▶ **Set task**
Go through the listing and pick out each line with the word "Small" in it.

▶ **The input**
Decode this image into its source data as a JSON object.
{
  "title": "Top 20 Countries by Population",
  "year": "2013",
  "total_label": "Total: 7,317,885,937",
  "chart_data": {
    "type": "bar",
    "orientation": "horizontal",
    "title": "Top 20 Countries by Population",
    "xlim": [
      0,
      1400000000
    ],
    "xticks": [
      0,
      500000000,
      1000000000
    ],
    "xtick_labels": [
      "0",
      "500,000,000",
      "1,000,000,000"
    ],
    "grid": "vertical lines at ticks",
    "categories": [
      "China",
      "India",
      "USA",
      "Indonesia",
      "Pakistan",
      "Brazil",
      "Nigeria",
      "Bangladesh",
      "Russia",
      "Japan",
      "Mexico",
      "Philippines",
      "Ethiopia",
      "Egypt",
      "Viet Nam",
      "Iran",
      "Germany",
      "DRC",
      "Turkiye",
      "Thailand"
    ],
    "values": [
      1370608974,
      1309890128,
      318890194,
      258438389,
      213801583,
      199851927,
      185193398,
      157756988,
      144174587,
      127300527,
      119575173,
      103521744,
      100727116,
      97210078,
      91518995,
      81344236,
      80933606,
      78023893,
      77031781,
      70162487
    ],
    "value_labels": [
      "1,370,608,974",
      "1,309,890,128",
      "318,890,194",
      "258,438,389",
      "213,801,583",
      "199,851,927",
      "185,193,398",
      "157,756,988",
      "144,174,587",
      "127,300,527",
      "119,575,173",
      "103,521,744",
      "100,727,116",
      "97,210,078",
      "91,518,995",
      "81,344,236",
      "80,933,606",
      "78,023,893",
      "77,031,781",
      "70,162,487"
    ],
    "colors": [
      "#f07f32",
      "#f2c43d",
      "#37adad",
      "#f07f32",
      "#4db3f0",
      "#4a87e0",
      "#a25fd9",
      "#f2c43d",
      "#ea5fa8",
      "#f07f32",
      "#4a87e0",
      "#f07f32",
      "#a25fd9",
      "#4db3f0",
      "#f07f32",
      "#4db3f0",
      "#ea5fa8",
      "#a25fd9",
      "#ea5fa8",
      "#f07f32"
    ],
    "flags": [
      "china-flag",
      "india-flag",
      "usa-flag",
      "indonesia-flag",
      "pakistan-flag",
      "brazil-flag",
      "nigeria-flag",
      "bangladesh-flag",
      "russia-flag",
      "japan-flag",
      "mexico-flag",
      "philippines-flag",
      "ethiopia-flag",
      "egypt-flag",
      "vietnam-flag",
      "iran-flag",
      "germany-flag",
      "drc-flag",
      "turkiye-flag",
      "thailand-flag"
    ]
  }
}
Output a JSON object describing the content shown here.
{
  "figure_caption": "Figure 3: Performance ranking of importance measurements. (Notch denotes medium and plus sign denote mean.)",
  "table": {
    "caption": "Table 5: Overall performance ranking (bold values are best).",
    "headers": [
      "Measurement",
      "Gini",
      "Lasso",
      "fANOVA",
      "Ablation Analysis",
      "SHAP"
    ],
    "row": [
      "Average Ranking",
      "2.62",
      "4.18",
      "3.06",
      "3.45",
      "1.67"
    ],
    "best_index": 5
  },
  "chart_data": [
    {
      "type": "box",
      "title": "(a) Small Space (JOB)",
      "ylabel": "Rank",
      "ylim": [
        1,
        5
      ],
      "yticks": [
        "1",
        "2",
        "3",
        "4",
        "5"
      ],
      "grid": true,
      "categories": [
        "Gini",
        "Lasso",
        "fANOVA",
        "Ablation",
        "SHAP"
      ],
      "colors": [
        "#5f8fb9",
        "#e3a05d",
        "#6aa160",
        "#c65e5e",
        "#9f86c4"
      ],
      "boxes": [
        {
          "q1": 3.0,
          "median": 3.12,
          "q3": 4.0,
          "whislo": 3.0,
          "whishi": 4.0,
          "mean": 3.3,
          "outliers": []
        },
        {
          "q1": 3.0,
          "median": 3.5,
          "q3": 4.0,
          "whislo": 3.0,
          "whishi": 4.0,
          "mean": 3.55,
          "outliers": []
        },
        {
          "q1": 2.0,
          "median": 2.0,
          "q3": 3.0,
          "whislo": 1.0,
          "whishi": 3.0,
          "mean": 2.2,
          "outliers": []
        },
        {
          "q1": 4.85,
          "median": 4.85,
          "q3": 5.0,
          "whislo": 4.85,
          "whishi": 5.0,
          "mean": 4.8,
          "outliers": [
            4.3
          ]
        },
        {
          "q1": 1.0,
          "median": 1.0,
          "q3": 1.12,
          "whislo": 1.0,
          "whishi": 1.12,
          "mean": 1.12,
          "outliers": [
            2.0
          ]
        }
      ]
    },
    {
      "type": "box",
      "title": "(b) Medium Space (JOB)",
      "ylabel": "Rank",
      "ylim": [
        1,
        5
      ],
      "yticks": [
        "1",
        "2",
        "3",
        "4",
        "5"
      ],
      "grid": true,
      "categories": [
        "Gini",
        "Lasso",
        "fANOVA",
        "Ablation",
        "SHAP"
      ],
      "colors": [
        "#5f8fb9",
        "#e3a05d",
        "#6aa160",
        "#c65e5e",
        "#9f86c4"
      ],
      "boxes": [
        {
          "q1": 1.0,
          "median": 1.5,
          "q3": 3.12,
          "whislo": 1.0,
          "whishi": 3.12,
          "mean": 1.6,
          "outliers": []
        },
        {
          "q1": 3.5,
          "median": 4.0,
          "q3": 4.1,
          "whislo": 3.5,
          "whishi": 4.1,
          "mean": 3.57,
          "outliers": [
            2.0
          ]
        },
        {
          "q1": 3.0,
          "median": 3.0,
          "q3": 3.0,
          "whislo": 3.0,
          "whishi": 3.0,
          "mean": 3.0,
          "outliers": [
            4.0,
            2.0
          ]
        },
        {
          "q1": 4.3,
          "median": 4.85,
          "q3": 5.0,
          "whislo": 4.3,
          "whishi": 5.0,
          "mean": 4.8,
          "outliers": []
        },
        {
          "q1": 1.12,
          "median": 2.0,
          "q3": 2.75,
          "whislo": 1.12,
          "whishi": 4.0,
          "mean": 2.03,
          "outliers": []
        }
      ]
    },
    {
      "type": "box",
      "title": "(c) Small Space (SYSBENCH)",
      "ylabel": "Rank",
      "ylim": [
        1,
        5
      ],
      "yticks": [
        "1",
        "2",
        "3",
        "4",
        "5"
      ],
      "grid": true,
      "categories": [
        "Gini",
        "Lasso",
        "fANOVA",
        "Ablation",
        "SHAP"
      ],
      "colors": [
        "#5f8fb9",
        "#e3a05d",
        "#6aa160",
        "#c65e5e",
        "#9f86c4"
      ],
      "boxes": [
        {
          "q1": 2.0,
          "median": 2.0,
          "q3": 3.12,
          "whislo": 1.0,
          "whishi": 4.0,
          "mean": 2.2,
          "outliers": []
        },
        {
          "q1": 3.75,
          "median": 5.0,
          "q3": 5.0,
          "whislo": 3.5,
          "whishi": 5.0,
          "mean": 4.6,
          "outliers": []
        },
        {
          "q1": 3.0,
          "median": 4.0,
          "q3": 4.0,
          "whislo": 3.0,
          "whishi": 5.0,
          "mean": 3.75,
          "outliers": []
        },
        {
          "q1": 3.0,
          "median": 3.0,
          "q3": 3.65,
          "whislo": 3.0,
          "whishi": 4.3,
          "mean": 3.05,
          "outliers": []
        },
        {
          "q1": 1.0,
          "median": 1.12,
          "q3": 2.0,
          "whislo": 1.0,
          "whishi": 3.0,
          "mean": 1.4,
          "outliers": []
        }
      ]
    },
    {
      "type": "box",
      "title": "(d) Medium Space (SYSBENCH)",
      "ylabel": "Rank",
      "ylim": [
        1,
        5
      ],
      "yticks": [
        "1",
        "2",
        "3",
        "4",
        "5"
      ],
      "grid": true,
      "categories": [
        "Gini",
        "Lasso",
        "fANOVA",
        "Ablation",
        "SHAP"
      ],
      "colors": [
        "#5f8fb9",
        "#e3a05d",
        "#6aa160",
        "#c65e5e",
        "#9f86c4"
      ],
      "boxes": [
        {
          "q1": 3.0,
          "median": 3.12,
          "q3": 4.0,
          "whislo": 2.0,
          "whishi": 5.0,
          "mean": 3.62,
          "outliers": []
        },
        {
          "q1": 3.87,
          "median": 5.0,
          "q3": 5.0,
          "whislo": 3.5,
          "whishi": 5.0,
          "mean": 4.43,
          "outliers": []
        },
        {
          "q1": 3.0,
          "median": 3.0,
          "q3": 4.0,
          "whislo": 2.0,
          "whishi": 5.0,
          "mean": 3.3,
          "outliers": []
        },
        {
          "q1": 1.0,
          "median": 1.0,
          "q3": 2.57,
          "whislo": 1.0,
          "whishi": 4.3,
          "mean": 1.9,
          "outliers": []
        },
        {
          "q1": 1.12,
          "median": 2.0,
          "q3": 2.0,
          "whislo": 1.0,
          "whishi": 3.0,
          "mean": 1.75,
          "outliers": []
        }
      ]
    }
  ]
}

▶ **The solution**
      "title": "(a) Small Space (JOB)",
      "title": "(c) Small Space (SYSBENCH)",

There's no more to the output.